[Collected data]
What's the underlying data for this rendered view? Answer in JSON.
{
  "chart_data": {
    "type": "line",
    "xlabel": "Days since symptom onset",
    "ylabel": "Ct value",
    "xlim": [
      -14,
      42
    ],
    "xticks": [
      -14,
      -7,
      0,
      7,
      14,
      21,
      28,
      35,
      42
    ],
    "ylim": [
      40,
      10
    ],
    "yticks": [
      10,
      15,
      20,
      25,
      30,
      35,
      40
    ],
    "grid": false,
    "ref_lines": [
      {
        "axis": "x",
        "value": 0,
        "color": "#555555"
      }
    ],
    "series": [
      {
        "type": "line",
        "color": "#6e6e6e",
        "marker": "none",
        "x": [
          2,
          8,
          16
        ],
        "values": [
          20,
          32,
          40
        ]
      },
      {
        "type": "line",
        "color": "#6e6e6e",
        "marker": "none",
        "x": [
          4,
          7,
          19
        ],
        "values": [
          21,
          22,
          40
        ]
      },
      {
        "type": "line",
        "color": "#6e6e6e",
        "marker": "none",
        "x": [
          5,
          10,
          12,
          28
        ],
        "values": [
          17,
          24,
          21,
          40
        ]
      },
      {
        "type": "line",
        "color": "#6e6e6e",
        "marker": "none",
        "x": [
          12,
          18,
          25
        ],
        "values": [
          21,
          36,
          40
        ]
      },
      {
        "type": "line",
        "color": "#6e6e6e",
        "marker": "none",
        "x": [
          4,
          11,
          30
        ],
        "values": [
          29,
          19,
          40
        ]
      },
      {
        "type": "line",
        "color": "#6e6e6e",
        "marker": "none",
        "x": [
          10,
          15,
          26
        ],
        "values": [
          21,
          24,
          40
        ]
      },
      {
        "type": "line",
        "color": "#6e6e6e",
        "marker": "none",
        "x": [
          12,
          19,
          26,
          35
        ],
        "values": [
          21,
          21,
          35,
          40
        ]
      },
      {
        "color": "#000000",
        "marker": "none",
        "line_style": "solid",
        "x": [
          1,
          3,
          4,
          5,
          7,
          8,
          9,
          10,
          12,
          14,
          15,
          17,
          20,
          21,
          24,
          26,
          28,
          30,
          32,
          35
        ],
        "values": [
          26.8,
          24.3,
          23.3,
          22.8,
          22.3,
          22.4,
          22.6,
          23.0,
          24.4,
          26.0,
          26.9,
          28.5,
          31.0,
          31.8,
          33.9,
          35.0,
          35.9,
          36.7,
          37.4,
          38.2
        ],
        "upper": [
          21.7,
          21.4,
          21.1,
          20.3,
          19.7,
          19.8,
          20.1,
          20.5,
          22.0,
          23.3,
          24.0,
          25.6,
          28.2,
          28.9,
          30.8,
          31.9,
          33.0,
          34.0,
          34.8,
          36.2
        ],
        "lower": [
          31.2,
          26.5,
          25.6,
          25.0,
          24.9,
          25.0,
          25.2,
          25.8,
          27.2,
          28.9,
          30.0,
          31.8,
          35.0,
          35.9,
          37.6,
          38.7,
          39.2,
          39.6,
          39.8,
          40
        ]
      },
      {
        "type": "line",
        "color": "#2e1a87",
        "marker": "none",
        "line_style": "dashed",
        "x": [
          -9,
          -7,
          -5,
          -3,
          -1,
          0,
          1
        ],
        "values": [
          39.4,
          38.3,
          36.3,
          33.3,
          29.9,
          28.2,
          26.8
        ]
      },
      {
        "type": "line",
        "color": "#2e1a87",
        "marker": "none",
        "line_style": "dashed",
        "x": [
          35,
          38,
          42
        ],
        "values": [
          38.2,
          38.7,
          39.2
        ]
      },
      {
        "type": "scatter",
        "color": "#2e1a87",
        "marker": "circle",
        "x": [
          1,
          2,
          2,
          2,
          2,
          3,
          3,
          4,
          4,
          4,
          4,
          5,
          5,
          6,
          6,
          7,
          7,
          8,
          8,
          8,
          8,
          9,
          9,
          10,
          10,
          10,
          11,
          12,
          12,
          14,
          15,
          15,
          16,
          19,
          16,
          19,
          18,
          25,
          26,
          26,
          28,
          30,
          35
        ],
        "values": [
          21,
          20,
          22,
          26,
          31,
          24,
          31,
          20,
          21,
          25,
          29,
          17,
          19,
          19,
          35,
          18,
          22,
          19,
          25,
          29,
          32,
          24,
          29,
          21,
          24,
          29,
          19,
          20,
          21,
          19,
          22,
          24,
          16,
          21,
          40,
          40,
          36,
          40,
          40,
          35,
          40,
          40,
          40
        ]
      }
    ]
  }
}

> _The request_
Quote the whole listing above, leaving nothing out.

> _Exercise output_
What's the underlying data for this rendered view? Answer in JSON.
{
  "chart_data": {
    "type": "line",
    "xlabel": "Days since symptom onset",
    "ylabel": "Ct value",
    "xlim": [
      -14,
      42
    ],
    "xticks": [
      -14,
      -7,
      0,
      7,
      14,
      21,
      28,
      35,
      42
    ],
    "ylim": [
      40,
      10
    ],
    "yticks": [
      10,
      15,
      20,
      25,
      30,
      35,
      40
    ],
    "grid": false,
    "ref_lines": [
      {
        "axis": "x",
        "value": 0,
        "color": "#555555"
      }
    ],
    "series": [
      {
        "type": "line",
        "color": "#6e6e6e",
        "marker": "none",
        "x": [
          2,
          8,
          16
        ],
        "values": [
          20,
          32,
          40
        ]
      },
      {
        "type": "line",
        "color": "#6e6e6e",
        "marker": "none",
        "x": [
          4,
          7,
          19
        ],
        "values": [
          21,
          22,
          40
        ]
      },
      {
        "type": "line",
        "color": "#6e6e6e",
        "marker": "none",
        "x": [
          5,
          10,
          12,
          28
        ],
        "values": [
          17,
          24,
          21,
          40
        ]
      },
      {
        "type": "line",
        "color": "#6e6e6e",
        "marker": "none",
        "x": [
          12,
          18,
          25
        ],
        "values": [
          21,
          36,
          40
        ]
      },
      {
        "type": "line",
        "color": "#6e6e6e",
        "marker": "none",
        "x": [
          4,
          11,
          30
        ],
        "values": [
          29,
          19,
          40
        ]
      },
      {
        "type": "line",
        "color": "#6e6e6e",
        "marker": "none",
        "x": [
          10,
          15,
          26
        ],
        "values": [
          21,
          24,
          40
        ]
      },
      {
        "type": "line",
        "color": "#6e6e6e",
        "marker": "none",
        "x": [
          12,
          19,
          26,
          35
        ],
        "values": [
          21,
          21,
          35,
          40
        ]
      },
      {
        "color": "#000000",
        "marker": "none",
        "line_style": "solid",
        "x": [
          1,
          3,
          4,
          5,
          7,
          8,
          9,
          10,
          12,
          14,
          15,
          17,
          20,
          21,
          24,
          26,
          28,
          30,
          32,
          35
        ],
        "values": [
          26.8,
          24.3,
          23.3,
          22.8,
          22.3,
          22.4,
          22.6,
          23.0,
          24.4,
          26.0,
          26.9,
          28.5,
          31.0,
          31.8,
          33.9,
          35.0,
          35.9,
          36.7,
          37.4,
          38.2
        ],
        "upper": [
          21.7,
          21.4,
          21.1,
          20.3,
          19.7,
          19.8,
          20.1,
          20.5,
          22.0,
          23.3,
          24.0,
          25.6,
          28.2,
          28.9,
          30.8,
          31.9,
          33.0,
          34.0,
          34.8,
          36.2
        ],
        "lower": [
          31.2,
          26.5,
          25.6,
          25.0,
          24.9,
          25.0,
          25.2,
          25.8,
          27.2,
          28.9,
          30.0,
          31.8,
          35.0,
          35.9,
          37.6,
          38.7,
          39.2,
          39.6,
          39.8,
          40
        ]
      },
      {
        "type": "line",
        "color": "#2e1a87",
        "marker": "none",
        "line_style": "dashed",
        "x": [
          -9,
          -7,
          -5,
          -3,
          -1,
          0,
          1
        ],
        "values": [
          39.4,
          38.3,
          36.3,
          33.3,
          29.9,
          28.2,
          26.8
        ]
      },
      {
        "type": "line",
        "color": "#2e1a87",
        "marker": "none",
        "line_style": "dashed",
        "x": [
          35,
          38,
          42
        ],
        "values": [
          38.2,
          38.7,
          39.2
        ]
      },
      {
        "type": "scatter",
        "color": "#2e1a87",
        "marker": "circle",
        "x": [
          1,
          2,
          2,
          2,
          2,
          3,
          3,
          4,
          4,
          4,
          4,
          5,
          5,
          6,
          6,
          7,
          7,
          8,
          8,
          8,
          8,
          9,
          9,
          10,
          10,
          10,
          11,
          12,
          12,
          14,
          15,
          15,
          16,
          19,
          16,
          19,
          18,
          25,
          26,
          26,
          28,
          30,
          35
        ],
        "values": [
          21,
          20,
          22,
          26,
          31,
          24,
          31,
          20,
          21,
          25,
          29,
          17,
          19,
          19,
          35,
          18,
          22,
          19,
          25,
          29,
          32,
          24,
          29,
          21,
          24,
          29,
          19,
          20,
          21,
          19,
          22,
          24,
          16,
          21,
          40,
          40,
          36,
          40,
          40,
          35,
          40,
          40,
          40
        ]
      }
    ]
  }
}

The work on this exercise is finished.